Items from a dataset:
## start

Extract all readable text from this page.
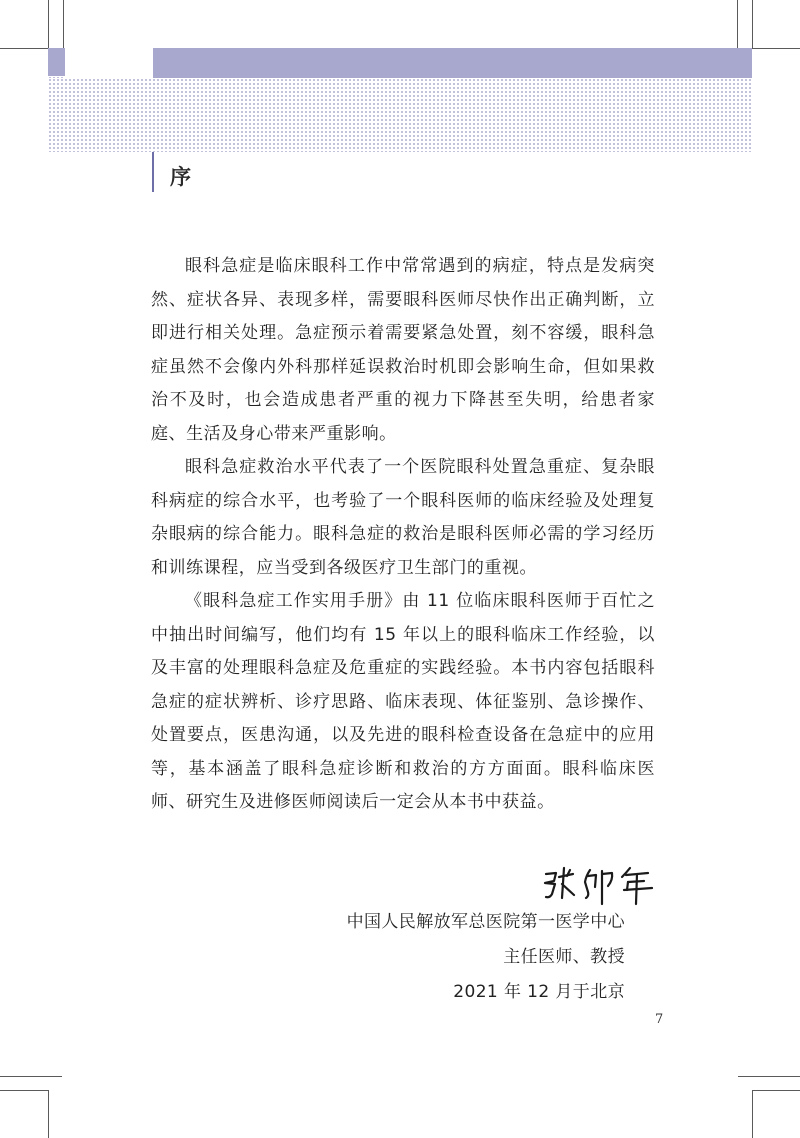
序

眼科急症是临床眼科工作中常常遇到的病症，特点是发病突然、症状各异、表现多样，需要眼科医师尽快作出正确判断，立即进行相关处理。急症预示着需要紧急处置，刻不容缓，眼科急症虽然不会像内外科那样延误救治时机即会影响生命，但如果救治不及时，也会造成患者严重的视力下降甚至失明，给患者家庭、生活及身心带来严重影响。

眼科急症救治水平代表了一个医院眼科处置急重症、复杂眼科病症的综合水平，也考验了一个眼科医师的临床经验及处理复杂眼病的综合能力。眼科急症的救治是眼科医师必需的学习经历和训练课程，应当受到各级医疗卫生部门的重视。

《眼科急症工作实用手册》由 11 位临床眼科医师于百忙之中抽出时间编写，他们均有 15 年以上的眼科临床工作经验，以及丰富的处理眼科急症及危重症的实践经验。本书内容包括眼科急症的症状辨析、诊疗思路、临床表现、体征鉴别、急诊操作、处置要点，医患沟通，以及先进的眼科检查设备在急症中的应用等，基本涵盖了眼科急症诊断和救治的方方面面。眼科临床医师、研究生及进修医师阅读后一定会从本书中获益。

中国人民解放军总医院第一医学中心
主任医师、教授
2021 年 12 月于北京
7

## end

## REQUIREMENTS
Leave out the pictures and transcribe the entries above exactly.

## REPLY
Extract all readable text from this page.
序

眼科急症是临床眼科工作中常常遇到的病症，特点是发病突然、症状各异、表现多样，需要眼科医师尽快作出正确判断，立即进行相关处理。急症预示着需要紧急处置，刻不容缓，眼科急症虽然不会像内外科那样延误救治时机即会影响生命，但如果救治不及时，也会造成患者严重的视力下降甚至失明，给患者家庭、生活及身心带来严重影响。

眼科急症救治水平代表了一个医院眼科处置急重症、复杂眼科病症的综合水平，也考验了一个眼科医师的临床经验及处理复杂眼病的综合能力。眼科急症的救治是眼科医师必需的学习经历和训练课程，应当受到各级医疗卫生部门的重视。

《眼科急症工作实用手册》由 11 位临床眼科医师于百忙之中抽出时间编写，他们均有 15 年以上的眼科临床工作经验，以及丰富的处理眼科急症及危重症的实践经验。本书内容包括眼科急症的症状辨析、诊疗思路、临床表现、体征鉴别、急诊操作、处置要点，医患沟通，以及先进的眼科检查设备在急症中的应用等，基本涵盖了眼科急症诊断和救治的方方面面。眼科临床医师、研究生及进修医师阅读后一定会从本书中获益。

中国人民解放军总医院第一医学中心
主任医师、教授
2021 年 12 月于北京
7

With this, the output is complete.